- _EXERCISE_
Filter these entries so that only lines with the word "高血圧性を除く" remain.

--- INPUT MATERIAL ---

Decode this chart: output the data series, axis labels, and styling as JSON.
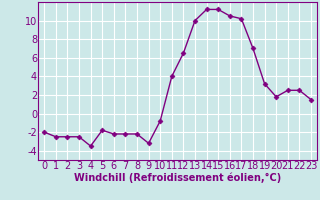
{
  "x": [
    0,
    1,
    2,
    3,
    4,
    5,
    6,
    7,
    8,
    9,
    10,
    11,
    12,
    13,
    14,
    15,
    16,
    17,
    18,
    19,
    20,
    21,
    22,
    23
  ],
  "y": [
    -2,
    -2.5,
    -2.5,
    -2.5,
    -3.5,
    -1.8,
    -2.2,
    -2.2,
    -2.2,
    -3.2,
    -0.8,
    4,
    6.5,
    10,
    11.2,
    11.2,
    10.5,
    10.2,
    7,
    3.2,
    1.8,
    2.5,
    2.5,
    1.5
  ],
  "line_color": "#800080",
  "marker": "D",
  "marker_size": 2.5,
  "background_color": "#cce8e8",
  "grid_color": "#b0d0d0",
  "xlabel": "Windchill (Refroidissement éolien,°C)",
  "xlabel_fontsize": 7,
  "tick_fontsize": 7,
  "ylim": [
    -5,
    12
  ],
  "xlim": [
    -0.5,
    23.5
  ],
  "yticks": [
    -4,
    -2,
    0,
    2,
    4,
    6,
    8,
    10
  ],
  "xticks": [
    0,
    1,
    2,
    3,
    4,
    5,
    6,
    7,
    8,
    9,
    10,
    11,
    12,
    13,
    14,
    15,
    16,
    17,
    18,
    19,
    20,
    21,
    22,
    23
  ],
  "spine_color": "#800080",
  "linewidth": 1.0
}
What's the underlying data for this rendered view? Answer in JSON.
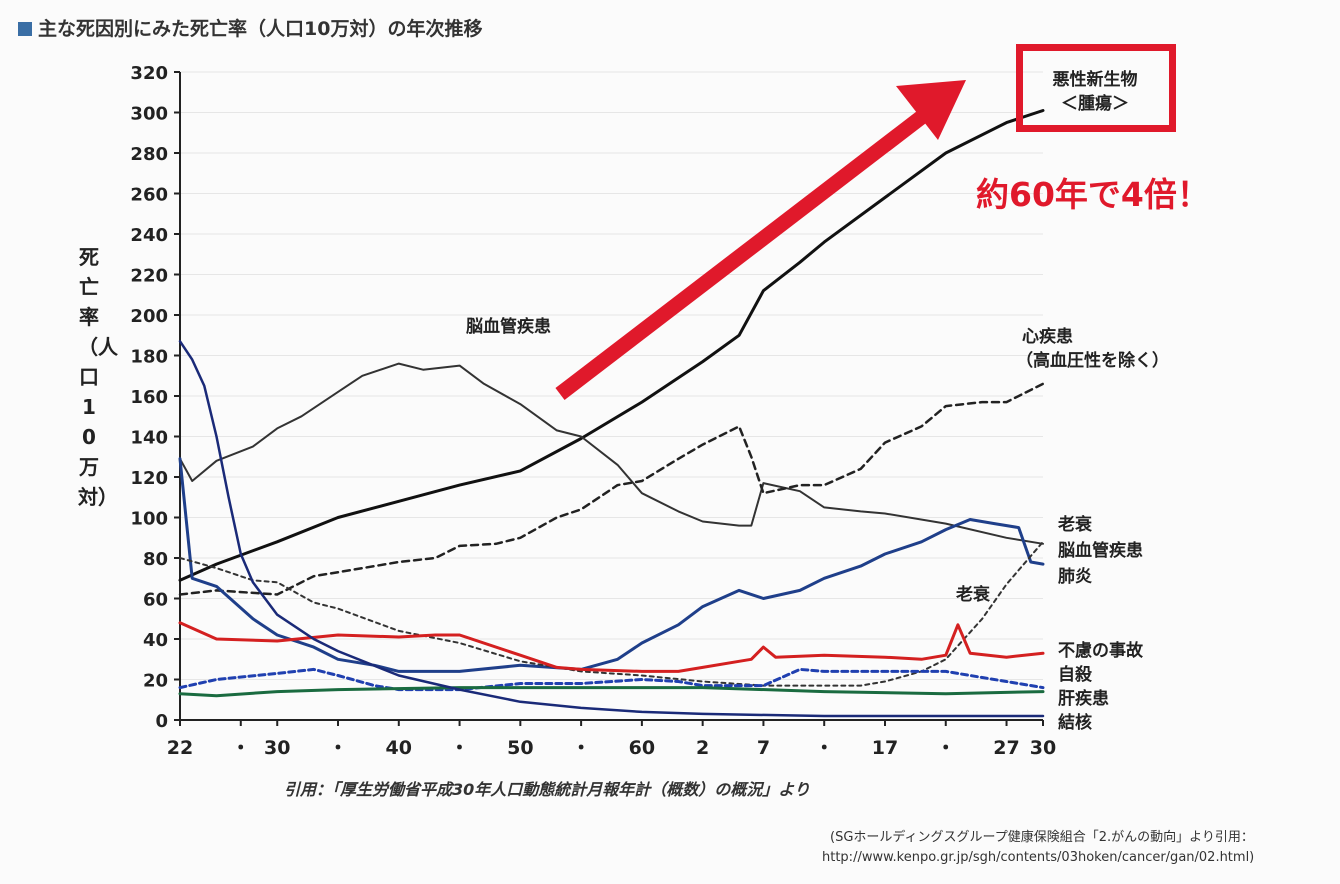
{
  "title": "主な死因別にみた死亡率（人口10万対）の年次推移",
  "ylabel": "死亡率（人口10万対）",
  "citation": "引用：「厚生労働省平成30年人口動態統計月報年計（概数）の概況」より",
  "source_line1": "(SGホールディングスグループ健康保険組合「2.がんの動向」より引用：",
  "source_line2": "http://www.kenpo.gr.jp/sgh/contents/03hoken/cancer/gan/02.html)",
  "highlight": {
    "label_line1": "悪性新生物",
    "label_line2": "＜腫瘍＞",
    "callout": "約60年で4倍！",
    "color": "#e0192b"
  },
  "inline_labels": {
    "stroke_mid": "脳血管疾患",
    "heart_line1": "心疾患",
    "heart_line2": "（高血圧性を除く）",
    "senility_mid": "老衰"
  },
  "end_labels": [
    "老衰",
    "脳血管疾患",
    "肺炎",
    "不慮の事故",
    "自殺",
    "肝疾患",
    "結核"
  ],
  "chart_data": {
    "type": "line",
    "x_ticks": [
      "22",
      "・",
      "30",
      "・",
      "40",
      "・",
      "50",
      "・",
      "60",
      "2",
      "7",
      "・",
      "17",
      "・",
      "27",
      "30"
    ],
    "x_tick_positions": [
      1947,
      1952,
      1955,
      1960,
      1965,
      1970,
      1975,
      1980,
      1985,
      1990,
      1995,
      2000,
      2005,
      2010,
      2015,
      2018
    ],
    "xlim": [
      1947,
      2018
    ],
    "ylim": [
      0,
      320
    ],
    "y_ticks": [
      0,
      20,
      40,
      60,
      80,
      100,
      120,
      140,
      160,
      180,
      200,
      220,
      240,
      260,
      280,
      300,
      320
    ],
    "series": [
      {
        "name": "悪性新生物＜腫瘍＞",
        "color": "#111111",
        "width": 3,
        "dash": "",
        "points": [
          [
            1947,
            69
          ],
          [
            1950,
            77
          ],
          [
            1955,
            88
          ],
          [
            1960,
            100
          ],
          [
            1965,
            108
          ],
          [
            1970,
            116
          ],
          [
            1975,
            123
          ],
          [
            1980,
            139
          ],
          [
            1985,
            157
          ],
          [
            1990,
            177
          ],
          [
            1993,
            190
          ],
          [
            1995,
            212
          ],
          [
            1998,
            226
          ],
          [
            2000,
            236
          ],
          [
            2005,
            258
          ],
          [
            2010,
            280
          ],
          [
            2015,
            295
          ],
          [
            2018,
            301
          ]
        ]
      },
      {
        "name": "脳血管疾患",
        "color": "#333333",
        "width": 2,
        "dash": "",
        "points": [
          [
            1947,
            129
          ],
          [
            1948,
            118
          ],
          [
            1950,
            128
          ],
          [
            1953,
            135
          ],
          [
            1955,
            144
          ],
          [
            1957,
            150
          ],
          [
            1960,
            162
          ],
          [
            1962,
            170
          ],
          [
            1965,
            176
          ],
          [
            1967,
            173
          ],
          [
            1970,
            175
          ],
          [
            1972,
            166
          ],
          [
            1975,
            156
          ],
          [
            1978,
            143
          ],
          [
            1980,
            140
          ],
          [
            1983,
            126
          ],
          [
            1985,
            112
          ],
          [
            1988,
            103
          ],
          [
            1990,
            98
          ],
          [
            1993,
            96
          ],
          [
            1994,
            96
          ],
          [
            1995,
            117
          ],
          [
            1998,
            113
          ],
          [
            2000,
            105
          ],
          [
            2003,
            103
          ],
          [
            2005,
            102
          ],
          [
            2010,
            97
          ],
          [
            2015,
            90
          ],
          [
            2018,
            87
          ]
        ]
      },
      {
        "name": "心疾患（高血圧性を除く）",
        "color": "#222222",
        "width": 2.5,
        "dash": "7 5",
        "points": [
          [
            1947,
            62
          ],
          [
            1950,
            64
          ],
          [
            1955,
            62
          ],
          [
            1958,
            71
          ],
          [
            1960,
            73
          ],
          [
            1963,
            76
          ],
          [
            1965,
            78
          ],
          [
            1968,
            80
          ],
          [
            1970,
            86
          ],
          [
            1973,
            87
          ],
          [
            1975,
            90
          ],
          [
            1978,
            100
          ],
          [
            1980,
            104
          ],
          [
            1983,
            116
          ],
          [
            1985,
            118
          ],
          [
            1988,
            129
          ],
          [
            1990,
            136
          ],
          [
            1993,
            145
          ],
          [
            1994,
            130
          ],
          [
            1995,
            112
          ],
          [
            1998,
            116
          ],
          [
            2000,
            116
          ],
          [
            2003,
            124
          ],
          [
            2005,
            137
          ],
          [
            2008,
            145
          ],
          [
            2010,
            155
          ],
          [
            2013,
            157
          ],
          [
            2015,
            157
          ],
          [
            2018,
            166
          ]
        ]
      },
      {
        "name": "肺炎",
        "color": "#1f3f8a",
        "width": 3,
        "dash": "",
        "points": [
          [
            1947,
            129
          ],
          [
            1948,
            70
          ],
          [
            1950,
            66
          ],
          [
            1953,
            50
          ],
          [
            1955,
            42
          ],
          [
            1958,
            36
          ],
          [
            1960,
            30
          ],
          [
            1963,
            27
          ],
          [
            1965,
            24
          ],
          [
            1970,
            24
          ],
          [
            1975,
            27
          ],
          [
            1980,
            25
          ],
          [
            1983,
            30
          ],
          [
            1985,
            38
          ],
          [
            1988,
            47
          ],
          [
            1990,
            56
          ],
          [
            1993,
            64
          ],
          [
            1995,
            60
          ],
          [
            1998,
            64
          ],
          [
            2000,
            70
          ],
          [
            2003,
            76
          ],
          [
            2005,
            82
          ],
          [
            2008,
            88
          ],
          [
            2010,
            94
          ],
          [
            2012,
            99
          ],
          [
            2014,
            97
          ],
          [
            2016,
            95
          ],
          [
            2017,
            78
          ],
          [
            2018,
            77
          ]
        ]
      },
      {
        "name": "老衰",
        "color": "#333333",
        "width": 2,
        "dash": "4 4",
        "points": [
          [
            1947,
            80
          ],
          [
            1950,
            75
          ],
          [
            1953,
            69
          ],
          [
            1955,
            68
          ],
          [
            1958,
            58
          ],
          [
            1960,
            55
          ],
          [
            1965,
            44
          ],
          [
            1970,
            38
          ],
          [
            1975,
            29
          ],
          [
            1980,
            24
          ],
          [
            1985,
            22
          ],
          [
            1990,
            19
          ],
          [
            1995,
            17
          ],
          [
            2000,
            17
          ],
          [
            2003,
            17
          ],
          [
            2005,
            19
          ],
          [
            2008,
            24
          ],
          [
            2010,
            30
          ],
          [
            2013,
            50
          ],
          [
            2015,
            67
          ],
          [
            2018,
            88
          ]
        ]
      },
      {
        "name": "不慮の事故",
        "color": "#d42020",
        "width": 3,
        "dash": "",
        "points": [
          [
            1947,
            48
          ],
          [
            1950,
            40
          ],
          [
            1955,
            39
          ],
          [
            1960,
            42
          ],
          [
            1965,
            41
          ],
          [
            1968,
            42
          ],
          [
            1970,
            42
          ],
          [
            1975,
            32
          ],
          [
            1978,
            26
          ],
          [
            1980,
            25
          ],
          [
            1985,
            24
          ],
          [
            1988,
            24
          ],
          [
            1990,
            26
          ],
          [
            1993,
            29
          ],
          [
            1994,
            30
          ],
          [
            1995,
            36
          ],
          [
            1996,
            31
          ],
          [
            2000,
            32
          ],
          [
            2005,
            31
          ],
          [
            2008,
            30
          ],
          [
            2010,
            32
          ],
          [
            2011,
            47
          ],
          [
            2012,
            33
          ],
          [
            2015,
            31
          ],
          [
            2018,
            33
          ]
        ]
      },
      {
        "name": "自殺",
        "color": "#2040b0",
        "width": 3,
        "dash": "6 4",
        "points": [
          [
            1947,
            16
          ],
          [
            1950,
            20
          ],
          [
            1955,
            23
          ],
          [
            1958,
            25
          ],
          [
            1960,
            22
          ],
          [
            1963,
            17
          ],
          [
            1965,
            15
          ],
          [
            1970,
            15
          ],
          [
            1975,
            18
          ],
          [
            1980,
            18
          ],
          [
            1985,
            20
          ],
          [
            1988,
            19
          ],
          [
            1990,
            17
          ],
          [
            1993,
            17
          ],
          [
            1995,
            17
          ],
          [
            1998,
            25
          ],
          [
            2000,
            24
          ],
          [
            2005,
            24
          ],
          [
            2010,
            24
          ],
          [
            2013,
            21
          ],
          [
            2015,
            19
          ],
          [
            2018,
            16
          ]
        ]
      },
      {
        "name": "肝疾患",
        "color": "#1a6b40",
        "width": 3,
        "dash": "",
        "points": [
          [
            1947,
            13
          ],
          [
            1950,
            12
          ],
          [
            1955,
            14
          ],
          [
            1960,
            15
          ],
          [
            1970,
            16
          ],
          [
            1980,
            16
          ],
          [
            1990,
            16
          ],
          [
            2000,
            14
          ],
          [
            2010,
            13
          ],
          [
            2018,
            14
          ]
        ]
      },
      {
        "name": "結核",
        "color": "#1a2a78",
        "width": 2.5,
        "dash": "",
        "points": [
          [
            1947,
            187
          ],
          [
            1948,
            178
          ],
          [
            1949,
            165
          ],
          [
            1950,
            140
          ],
          [
            1951,
            110
          ],
          [
            1952,
            82
          ],
          [
            1953,
            68
          ],
          [
            1955,
            52
          ],
          [
            1958,
            40
          ],
          [
            1960,
            34
          ],
          [
            1965,
            22
          ],
          [
            1970,
            15
          ],
          [
            1975,
            9
          ],
          [
            1980,
            6
          ],
          [
            1985,
            4
          ],
          [
            1990,
            3
          ],
          [
            2000,
            2
          ],
          [
            2010,
            2
          ],
          [
            2018,
            2
          ]
        ]
      }
    ]
  }
}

---

- _TASK SOLUTION_
    "heart_line2": "（高血圧性を除く）",
        "name": "心疾患（高血圧性を除く）",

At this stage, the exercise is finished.